● **Data listing**
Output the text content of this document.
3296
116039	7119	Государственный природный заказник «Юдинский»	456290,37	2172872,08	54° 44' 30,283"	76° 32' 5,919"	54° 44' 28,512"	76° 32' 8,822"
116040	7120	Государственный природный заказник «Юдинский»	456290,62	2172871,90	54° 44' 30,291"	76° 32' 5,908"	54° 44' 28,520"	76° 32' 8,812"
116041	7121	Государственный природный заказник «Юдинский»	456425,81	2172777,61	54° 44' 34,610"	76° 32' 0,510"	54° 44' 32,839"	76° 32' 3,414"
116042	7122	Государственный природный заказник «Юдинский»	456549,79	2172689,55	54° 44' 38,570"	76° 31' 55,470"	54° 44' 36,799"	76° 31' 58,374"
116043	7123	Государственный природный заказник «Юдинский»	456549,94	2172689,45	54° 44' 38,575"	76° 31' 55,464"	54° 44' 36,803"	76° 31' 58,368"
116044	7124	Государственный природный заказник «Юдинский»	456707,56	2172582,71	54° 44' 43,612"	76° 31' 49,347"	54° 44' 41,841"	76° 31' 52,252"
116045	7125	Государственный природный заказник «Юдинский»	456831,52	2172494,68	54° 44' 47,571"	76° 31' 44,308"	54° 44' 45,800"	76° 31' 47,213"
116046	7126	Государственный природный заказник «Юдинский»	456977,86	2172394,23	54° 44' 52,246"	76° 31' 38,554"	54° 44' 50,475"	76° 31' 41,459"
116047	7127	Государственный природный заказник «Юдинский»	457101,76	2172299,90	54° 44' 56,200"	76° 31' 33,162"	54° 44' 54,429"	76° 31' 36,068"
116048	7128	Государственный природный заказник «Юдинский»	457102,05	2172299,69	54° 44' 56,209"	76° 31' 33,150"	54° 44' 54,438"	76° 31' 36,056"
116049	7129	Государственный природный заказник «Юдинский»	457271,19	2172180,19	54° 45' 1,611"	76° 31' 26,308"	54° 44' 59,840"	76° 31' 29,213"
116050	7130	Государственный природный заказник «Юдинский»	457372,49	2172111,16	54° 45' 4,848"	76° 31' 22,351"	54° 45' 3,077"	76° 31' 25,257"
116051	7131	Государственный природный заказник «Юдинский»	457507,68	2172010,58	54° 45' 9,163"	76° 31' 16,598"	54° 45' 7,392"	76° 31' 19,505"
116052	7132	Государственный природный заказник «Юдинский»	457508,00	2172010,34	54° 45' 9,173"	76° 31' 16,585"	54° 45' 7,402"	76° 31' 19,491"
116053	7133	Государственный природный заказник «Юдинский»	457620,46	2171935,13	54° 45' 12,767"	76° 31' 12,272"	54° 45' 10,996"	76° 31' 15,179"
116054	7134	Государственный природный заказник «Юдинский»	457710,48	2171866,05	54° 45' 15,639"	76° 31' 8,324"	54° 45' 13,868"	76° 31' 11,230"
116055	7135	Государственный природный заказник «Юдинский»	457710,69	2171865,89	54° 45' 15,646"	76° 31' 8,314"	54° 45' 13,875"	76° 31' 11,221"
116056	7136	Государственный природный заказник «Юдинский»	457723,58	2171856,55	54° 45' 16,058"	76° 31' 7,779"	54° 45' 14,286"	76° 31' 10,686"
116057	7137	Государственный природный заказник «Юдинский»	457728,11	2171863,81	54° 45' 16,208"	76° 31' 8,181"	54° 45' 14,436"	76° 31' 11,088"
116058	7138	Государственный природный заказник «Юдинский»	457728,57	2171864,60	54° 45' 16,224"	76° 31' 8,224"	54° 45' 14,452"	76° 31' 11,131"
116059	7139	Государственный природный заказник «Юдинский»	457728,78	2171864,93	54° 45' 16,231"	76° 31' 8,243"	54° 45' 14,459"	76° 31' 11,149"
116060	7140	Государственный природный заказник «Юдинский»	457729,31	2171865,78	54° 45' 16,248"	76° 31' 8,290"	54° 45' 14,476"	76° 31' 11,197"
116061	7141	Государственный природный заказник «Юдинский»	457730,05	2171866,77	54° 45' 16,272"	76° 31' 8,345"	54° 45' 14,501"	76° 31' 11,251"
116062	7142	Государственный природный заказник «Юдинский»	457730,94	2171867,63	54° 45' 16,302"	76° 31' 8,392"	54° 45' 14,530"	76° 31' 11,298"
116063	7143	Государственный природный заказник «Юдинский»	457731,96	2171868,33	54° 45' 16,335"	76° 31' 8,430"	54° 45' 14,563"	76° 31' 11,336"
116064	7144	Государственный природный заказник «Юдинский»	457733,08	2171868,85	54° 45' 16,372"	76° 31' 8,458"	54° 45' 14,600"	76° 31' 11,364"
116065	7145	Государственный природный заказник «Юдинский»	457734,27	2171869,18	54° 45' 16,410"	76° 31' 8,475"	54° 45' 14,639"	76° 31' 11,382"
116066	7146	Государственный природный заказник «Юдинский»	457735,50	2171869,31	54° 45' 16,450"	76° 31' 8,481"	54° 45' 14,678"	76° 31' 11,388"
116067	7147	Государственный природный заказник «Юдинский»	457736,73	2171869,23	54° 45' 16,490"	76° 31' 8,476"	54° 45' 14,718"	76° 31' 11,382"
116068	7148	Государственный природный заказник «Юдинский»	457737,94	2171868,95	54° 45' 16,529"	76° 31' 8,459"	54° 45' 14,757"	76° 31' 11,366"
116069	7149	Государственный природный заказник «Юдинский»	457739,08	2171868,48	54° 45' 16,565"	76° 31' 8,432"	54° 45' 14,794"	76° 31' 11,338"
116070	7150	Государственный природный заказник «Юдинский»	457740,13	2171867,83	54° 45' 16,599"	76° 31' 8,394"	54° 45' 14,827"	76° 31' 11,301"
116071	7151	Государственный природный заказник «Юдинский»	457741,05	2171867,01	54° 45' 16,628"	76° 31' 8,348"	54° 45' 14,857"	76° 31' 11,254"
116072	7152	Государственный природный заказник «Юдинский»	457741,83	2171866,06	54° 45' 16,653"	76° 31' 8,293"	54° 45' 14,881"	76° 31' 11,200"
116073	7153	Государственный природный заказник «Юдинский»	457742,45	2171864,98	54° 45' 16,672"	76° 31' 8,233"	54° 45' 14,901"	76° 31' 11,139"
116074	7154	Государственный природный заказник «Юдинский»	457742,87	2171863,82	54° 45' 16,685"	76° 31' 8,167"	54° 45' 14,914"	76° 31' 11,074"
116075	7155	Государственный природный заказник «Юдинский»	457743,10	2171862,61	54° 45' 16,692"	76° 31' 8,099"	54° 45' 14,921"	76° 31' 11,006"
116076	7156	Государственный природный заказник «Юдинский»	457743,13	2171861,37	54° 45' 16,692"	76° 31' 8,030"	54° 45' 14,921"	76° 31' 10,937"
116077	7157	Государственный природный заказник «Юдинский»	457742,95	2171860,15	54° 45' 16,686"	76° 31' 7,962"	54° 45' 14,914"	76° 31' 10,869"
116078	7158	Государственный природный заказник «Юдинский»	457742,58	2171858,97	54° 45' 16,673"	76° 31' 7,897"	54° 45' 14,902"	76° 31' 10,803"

● **Exercise requirements**
Each line of the material should be duplicated exactly, please.

● **Reply**
Output the text content of this document.
3296
116039	7119	Государственный природный заказник «Юдинский»	456290,37	2172872,08	54° 44' 30,283"	76° 32' 5,919"	54° 44' 28,512"	76° 32' 8,822"
116040	7120	Государственный природный заказник «Юдинский»	456290,62	2172871,90	54° 44' 30,291"	76° 32' 5,908"	54° 44' 28,520"	76° 32' 8,812"
116041	7121	Государственный природный заказник «Юдинский»	456425,81	2172777,61	54° 44' 34,610"	76° 32' 0,510"	54° 44' 32,839"	76° 32' 3,414"
116042	7122	Государственный природный заказник «Юдинский»	456549,79	2172689,55	54° 44' 38,570"	76° 31' 55,470"	54° 44' 36,799"	76° 31' 58,374"
116043	7123	Государственный природный заказник «Юдинский»	456549,94	2172689,45	54° 44' 38,575"	76° 31' 55,464"	54° 44' 36,803"	76° 31' 58,368"
116044	7124	Государственный природный заказник «Юдинский»	456707,56	2172582,71	54° 44' 43,612"	76° 31' 49,347"	54° 44' 41,841"	76° 31' 52,252"
116045	7125	Государственный природный заказник «Юдинский»	456831,52	2172494,68	54° 44' 47,571"	76° 31' 44,308"	54° 44' 45,800"	76° 31' 47,213"
116046	7126	Государственный природный заказник «Юдинский»	456977,86	2172394,23	54° 44' 52,246"	76° 31' 38,554"	54° 44' 50,475"	76° 31' 41,459"
116047	7127	Государственный природный заказник «Юдинский»	457101,76	2172299,90	54° 44' 56,200"	76° 31' 33,162"	54° 44' 54,429"	76° 31' 36,068"
116048	7128	Государственный природный заказник «Юдинский»	457102,05	2172299,69	54° 44' 56,209"	76° 31' 33,150"	54° 44' 54,438"	76° 31' 36,056"
116049	7129	Государственный природный заказник «Юдинский»	457271,19	2172180,19	54° 45' 1,611"	76° 31' 26,308"	54° 44' 59,840"	76° 31' 29,213"
116050	7130	Государственный природный заказник «Юдинский»	457372,49	2172111,16	54° 45' 4,848"	76° 31' 22,351"	54° 45' 3,077"	76° 31' 25,257"
116051	7131	Государственный природный заказник «Юдинский»	457507,68	2172010,58	54° 45' 9,163"	76° 31' 16,598"	54° 45' 7,392"	76° 31' 19,505"
116052	7132	Государственный природный заказник «Юдинский»	457508,00	2172010,34	54° 45' 9,173"	76° 31' 16,585"	54° 45' 7,402"	76° 31' 19,491"
116053	7133	Государственный природный заказник «Юдинский»	457620,46	2171935,13	54° 45' 12,767"	76° 31' 12,272"	54° 45' 10,996"	76° 31' 15,179"
116054	7134	Государственный природный заказник «Юдинский»	457710,48	2171866,05	54° 45' 15,639"	76° 31' 8,324"	54° 45' 13,868"	76° 31' 11,230"
116055	7135	Государственный природный заказник «Юдинский»	457710,69	2171865,89	54° 45' 15,646"	76° 31' 8,314"	54° 45' 13,875"	76° 31' 11,221"
116056	7136	Государственный природный заказник «Юдинский»	457723,58	2171856,55	54° 45' 16,058"	76° 31' 7,779"	54° 45' 14,286"	76° 31' 10,686"
116057	7137	Государственный природный заказник «Юдинский»	457728,11	2171863,81	54° 45' 16,208"	76° 31' 8,181"	54° 45' 14,436"	76° 31' 11,088"
116058	7138	Государственный природный заказник «Юдинский»	457728,57	2171864,60	54° 45' 16,224"	76° 31' 8,224"	54° 45' 14,452"	76° 31' 11,131"
116059	7139	Государственный природный заказник «Юдинский»	457728,78	2171864,93	54° 45' 16,231"	76° 31' 8,243"	54° 45' 14,459"	76° 31' 11,149"
116060	7140	Государственный природный заказник «Юдинский»	457729,31	2171865,78	54° 45' 16,248"	76° 31' 8,290"	54° 45' 14,476"	76° 31' 11,197"
116061	7141	Государственный природный заказник «Юдинский»	457730,05	2171866,77	54° 45' 16,272"	76° 31' 8,345"	54° 45' 14,501"	76° 31' 11,251"
116062	7142	Государственный природный заказник «Юдинский»	457730,94	2171867,63	54° 45' 16,302"	76° 31' 8,392"	54° 45' 14,530"	76° 31' 11,298"
116063	7143	Государственный природный заказник «Юдинский»	457731,96	2171868,33	54° 45' 16,335"	76° 31' 8,430"	54° 45' 14,563"	76° 31' 11,336"
116064	7144	Государственный природный заказник «Юдинский»	457733,08	2171868,85	54° 45' 16,372"	76° 31' 8,458"	54° 45' 14,600"	76° 31' 11,364"
116065	7145	Государственный природный заказник «Юдинский»	457734,27	2171869,18	54° 45' 16,410"	76° 31' 8,475"	54° 45' 14,639"	76° 31' 11,382"
116066	7146	Государственный природный заказник «Юдинский»	457735,50	2171869,31	54° 45' 16,450"	76° 31' 8,481"	54° 45' 14,678"	76° 31' 11,388"
116067	7147	Государственный природный заказник «Юдинский»	457736,73	2171869,23	54° 45' 16,490"	76° 31' 8,476"	54° 45' 14,718"	76° 31' 11,382"
116068	7148	Государственный природный заказник «Юдинский»	457737,94	2171868,95	54° 45' 16,529"	76° 31' 8,459"	54° 45' 14,757"	76° 31' 11,366"
116069	7149	Государственный природный заказник «Юдинский»	457739,08	2171868,48	54° 45' 16,565"	76° 31' 8,432"	54° 45' 14,794"	76° 31' 11,338"
116070	7150	Государственный природный заказник «Юдинский»	457740,13	2171867,83	54° 45' 16,599"	76° 31' 8,394"	54° 45' 14,827"	76° 31' 11,301"
116071	7151	Государственный природный заказник «Юдинский»	457741,05	2171867,01	54° 45' 16,628"	76° 31' 8,348"	54° 45' 14,857"	76° 31' 11,254"
116072	7152	Государственный природный заказник «Юдинский»	457741,83	2171866,06	54° 45' 16,653"	76° 31' 8,293"	54° 45' 14,881"	76° 31' 11,200"
116073	7153	Государственный природный заказник «Юдинский»	457742,45	2171864,98	54° 45' 16,672"	76° 31' 8,233"	54° 45' 14,901"	76° 31' 11,139"
116074	7154	Государственный природный заказник «Юдинский»	457742,87	2171863,82	54° 45' 16,685"	76° 31' 8,167"	54° 45' 14,914"	76° 31' 11,074"
116075	7155	Государственный природный заказник «Юдинский»	457743,10	2171862,61	54° 45' 16,692"	76° 31' 8,099"	54° 45' 14,921"	76° 31' 11,006"
116076	7156	Государственный природный заказник «Юдинский»	457743,13	2171861,37	54° 45' 16,692"	76° 31' 8,030"	54° 45' 14,921"	76° 31' 10,937"
116077	7157	Государственный природный заказник «Юдинский»	457742,95	2171860,15	54° 45' 16,686"	76° 31' 7,962"	54° 45' 14,914"	76° 31' 10,869"
116078	7158	Государственный природный заказник «Юдинский»	457742,58	2171858,97	54° 45' 16,673"	76° 31' 7,897"	54° 45' 14,902"	76° 31' 10,803"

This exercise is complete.